## Directions
Pull each line holding the word "with" from the data.

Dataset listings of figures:
"""

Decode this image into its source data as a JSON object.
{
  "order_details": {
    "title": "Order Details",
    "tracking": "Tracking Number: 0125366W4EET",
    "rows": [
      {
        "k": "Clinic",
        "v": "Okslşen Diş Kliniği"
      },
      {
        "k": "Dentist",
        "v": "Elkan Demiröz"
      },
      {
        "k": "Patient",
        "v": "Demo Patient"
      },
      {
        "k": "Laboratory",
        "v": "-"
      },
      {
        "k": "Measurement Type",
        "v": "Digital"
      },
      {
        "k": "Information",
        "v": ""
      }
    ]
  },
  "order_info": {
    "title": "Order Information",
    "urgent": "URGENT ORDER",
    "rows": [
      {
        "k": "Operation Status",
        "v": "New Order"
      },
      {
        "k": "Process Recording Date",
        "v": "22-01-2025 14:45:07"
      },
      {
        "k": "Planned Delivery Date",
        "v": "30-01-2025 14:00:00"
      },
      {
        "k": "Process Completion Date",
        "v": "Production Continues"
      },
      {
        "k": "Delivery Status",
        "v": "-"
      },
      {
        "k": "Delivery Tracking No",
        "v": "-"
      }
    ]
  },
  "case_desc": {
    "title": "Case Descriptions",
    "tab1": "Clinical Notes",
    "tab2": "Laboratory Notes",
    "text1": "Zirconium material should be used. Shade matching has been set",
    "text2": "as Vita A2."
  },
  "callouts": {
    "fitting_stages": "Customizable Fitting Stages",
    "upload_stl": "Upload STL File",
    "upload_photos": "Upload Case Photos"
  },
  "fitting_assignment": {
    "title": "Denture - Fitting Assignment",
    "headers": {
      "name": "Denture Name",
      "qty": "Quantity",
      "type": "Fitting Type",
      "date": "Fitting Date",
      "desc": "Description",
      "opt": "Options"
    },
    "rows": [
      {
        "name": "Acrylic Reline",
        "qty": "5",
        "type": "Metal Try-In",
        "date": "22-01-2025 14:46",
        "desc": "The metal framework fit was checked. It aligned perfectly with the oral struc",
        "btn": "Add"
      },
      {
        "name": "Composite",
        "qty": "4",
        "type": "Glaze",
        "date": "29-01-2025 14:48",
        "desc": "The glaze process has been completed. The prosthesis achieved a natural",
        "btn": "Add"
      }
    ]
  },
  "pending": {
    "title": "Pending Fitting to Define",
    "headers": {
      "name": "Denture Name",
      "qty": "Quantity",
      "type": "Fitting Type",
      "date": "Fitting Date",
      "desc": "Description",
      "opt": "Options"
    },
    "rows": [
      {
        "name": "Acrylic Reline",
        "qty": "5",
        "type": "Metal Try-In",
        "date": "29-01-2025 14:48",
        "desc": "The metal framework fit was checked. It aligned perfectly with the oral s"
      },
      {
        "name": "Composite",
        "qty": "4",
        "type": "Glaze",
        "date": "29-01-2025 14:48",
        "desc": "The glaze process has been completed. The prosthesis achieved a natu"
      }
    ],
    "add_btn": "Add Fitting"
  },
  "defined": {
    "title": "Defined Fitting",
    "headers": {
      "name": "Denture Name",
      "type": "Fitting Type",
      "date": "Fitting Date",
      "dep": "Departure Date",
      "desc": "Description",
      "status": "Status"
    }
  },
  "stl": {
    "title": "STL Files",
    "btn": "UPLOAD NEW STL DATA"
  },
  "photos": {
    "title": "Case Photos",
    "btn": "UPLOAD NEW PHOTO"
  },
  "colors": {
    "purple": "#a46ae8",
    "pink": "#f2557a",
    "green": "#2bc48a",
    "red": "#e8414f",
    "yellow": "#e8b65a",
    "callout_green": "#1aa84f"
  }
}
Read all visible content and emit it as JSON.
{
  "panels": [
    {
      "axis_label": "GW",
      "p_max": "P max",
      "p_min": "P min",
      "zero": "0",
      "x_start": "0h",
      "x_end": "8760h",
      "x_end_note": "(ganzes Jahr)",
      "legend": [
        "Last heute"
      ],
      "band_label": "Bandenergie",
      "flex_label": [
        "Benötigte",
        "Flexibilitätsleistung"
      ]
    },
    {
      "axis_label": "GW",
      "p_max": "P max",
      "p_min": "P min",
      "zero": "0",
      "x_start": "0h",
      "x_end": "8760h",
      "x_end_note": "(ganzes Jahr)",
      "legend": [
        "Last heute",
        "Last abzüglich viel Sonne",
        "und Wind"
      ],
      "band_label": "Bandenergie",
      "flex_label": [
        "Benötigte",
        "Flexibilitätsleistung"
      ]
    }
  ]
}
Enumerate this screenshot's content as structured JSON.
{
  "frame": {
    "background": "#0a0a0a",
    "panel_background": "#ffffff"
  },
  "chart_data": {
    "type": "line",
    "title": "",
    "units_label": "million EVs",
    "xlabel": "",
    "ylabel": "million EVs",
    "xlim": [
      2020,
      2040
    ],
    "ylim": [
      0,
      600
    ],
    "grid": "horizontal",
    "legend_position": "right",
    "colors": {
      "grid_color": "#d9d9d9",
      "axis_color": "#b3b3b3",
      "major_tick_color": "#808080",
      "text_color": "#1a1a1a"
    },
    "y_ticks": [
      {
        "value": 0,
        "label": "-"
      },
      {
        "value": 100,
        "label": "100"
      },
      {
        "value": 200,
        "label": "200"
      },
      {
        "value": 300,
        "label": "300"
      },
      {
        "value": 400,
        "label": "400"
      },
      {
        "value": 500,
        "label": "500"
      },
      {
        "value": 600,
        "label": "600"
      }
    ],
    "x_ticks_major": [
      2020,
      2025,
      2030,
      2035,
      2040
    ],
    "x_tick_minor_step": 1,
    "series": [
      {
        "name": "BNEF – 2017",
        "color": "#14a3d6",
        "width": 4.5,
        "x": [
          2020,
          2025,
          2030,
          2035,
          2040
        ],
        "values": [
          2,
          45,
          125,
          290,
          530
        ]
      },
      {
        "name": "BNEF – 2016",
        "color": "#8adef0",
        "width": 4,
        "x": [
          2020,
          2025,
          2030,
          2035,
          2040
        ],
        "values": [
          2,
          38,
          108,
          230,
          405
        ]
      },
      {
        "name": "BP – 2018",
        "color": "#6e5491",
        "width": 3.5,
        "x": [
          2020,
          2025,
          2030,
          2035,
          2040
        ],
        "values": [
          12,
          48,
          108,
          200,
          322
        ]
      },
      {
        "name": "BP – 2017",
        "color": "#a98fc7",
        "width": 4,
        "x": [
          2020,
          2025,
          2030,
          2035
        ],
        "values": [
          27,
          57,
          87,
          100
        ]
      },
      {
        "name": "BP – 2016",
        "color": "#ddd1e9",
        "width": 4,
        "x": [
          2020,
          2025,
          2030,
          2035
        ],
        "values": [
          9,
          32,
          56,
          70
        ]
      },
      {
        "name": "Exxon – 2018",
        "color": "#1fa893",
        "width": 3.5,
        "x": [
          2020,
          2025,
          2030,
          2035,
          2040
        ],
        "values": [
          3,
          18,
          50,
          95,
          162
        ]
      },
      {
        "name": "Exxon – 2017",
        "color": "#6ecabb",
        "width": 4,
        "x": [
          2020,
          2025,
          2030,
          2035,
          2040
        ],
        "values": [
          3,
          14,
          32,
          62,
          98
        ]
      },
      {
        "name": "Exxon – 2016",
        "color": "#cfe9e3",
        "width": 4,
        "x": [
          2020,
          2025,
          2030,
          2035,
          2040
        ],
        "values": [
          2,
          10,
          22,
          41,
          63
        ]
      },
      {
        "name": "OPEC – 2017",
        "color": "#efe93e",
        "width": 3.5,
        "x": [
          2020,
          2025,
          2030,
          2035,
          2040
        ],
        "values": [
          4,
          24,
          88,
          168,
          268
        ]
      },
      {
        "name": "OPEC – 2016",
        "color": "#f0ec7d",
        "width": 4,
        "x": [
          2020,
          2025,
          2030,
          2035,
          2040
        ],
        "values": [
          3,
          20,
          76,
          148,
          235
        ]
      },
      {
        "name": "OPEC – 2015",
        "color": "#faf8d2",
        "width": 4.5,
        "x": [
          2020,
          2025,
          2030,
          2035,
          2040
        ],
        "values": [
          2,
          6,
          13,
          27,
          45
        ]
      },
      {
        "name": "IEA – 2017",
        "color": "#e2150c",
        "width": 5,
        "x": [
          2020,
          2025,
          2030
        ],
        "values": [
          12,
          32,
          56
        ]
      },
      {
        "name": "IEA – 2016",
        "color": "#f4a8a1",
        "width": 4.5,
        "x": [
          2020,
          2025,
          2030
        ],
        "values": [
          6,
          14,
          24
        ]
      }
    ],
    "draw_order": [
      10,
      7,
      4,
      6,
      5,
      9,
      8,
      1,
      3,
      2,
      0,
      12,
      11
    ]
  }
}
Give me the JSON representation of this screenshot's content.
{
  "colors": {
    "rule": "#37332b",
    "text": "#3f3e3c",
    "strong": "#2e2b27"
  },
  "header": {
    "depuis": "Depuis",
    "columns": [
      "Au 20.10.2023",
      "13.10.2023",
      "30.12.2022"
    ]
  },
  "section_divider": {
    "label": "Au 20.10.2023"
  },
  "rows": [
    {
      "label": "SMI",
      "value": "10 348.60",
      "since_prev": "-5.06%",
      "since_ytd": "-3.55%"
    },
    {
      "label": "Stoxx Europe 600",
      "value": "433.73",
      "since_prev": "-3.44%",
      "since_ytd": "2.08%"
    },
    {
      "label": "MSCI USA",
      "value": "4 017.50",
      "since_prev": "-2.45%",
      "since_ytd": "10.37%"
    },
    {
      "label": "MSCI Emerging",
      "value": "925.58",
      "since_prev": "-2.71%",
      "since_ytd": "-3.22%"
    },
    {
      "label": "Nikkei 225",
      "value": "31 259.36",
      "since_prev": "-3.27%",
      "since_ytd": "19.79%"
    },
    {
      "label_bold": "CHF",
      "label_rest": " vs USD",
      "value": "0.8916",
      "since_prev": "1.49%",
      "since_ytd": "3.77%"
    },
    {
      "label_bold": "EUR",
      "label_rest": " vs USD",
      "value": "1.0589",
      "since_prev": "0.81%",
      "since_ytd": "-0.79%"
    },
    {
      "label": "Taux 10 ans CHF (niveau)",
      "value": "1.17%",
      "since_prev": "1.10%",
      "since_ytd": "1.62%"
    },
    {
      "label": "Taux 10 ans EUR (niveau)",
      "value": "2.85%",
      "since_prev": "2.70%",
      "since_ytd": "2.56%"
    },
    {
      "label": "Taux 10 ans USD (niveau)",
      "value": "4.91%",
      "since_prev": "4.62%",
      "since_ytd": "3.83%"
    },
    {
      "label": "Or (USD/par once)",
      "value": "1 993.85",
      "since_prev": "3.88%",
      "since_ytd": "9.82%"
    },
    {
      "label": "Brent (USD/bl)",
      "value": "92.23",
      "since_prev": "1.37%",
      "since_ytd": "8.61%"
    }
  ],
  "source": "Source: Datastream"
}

"""

## Answer to the task
        "desc": "The metal framework fit was checked. It aligned perfectly with the oral struc",
        "desc": "The metal framework fit was checked. It aligned perfectly with the oral s"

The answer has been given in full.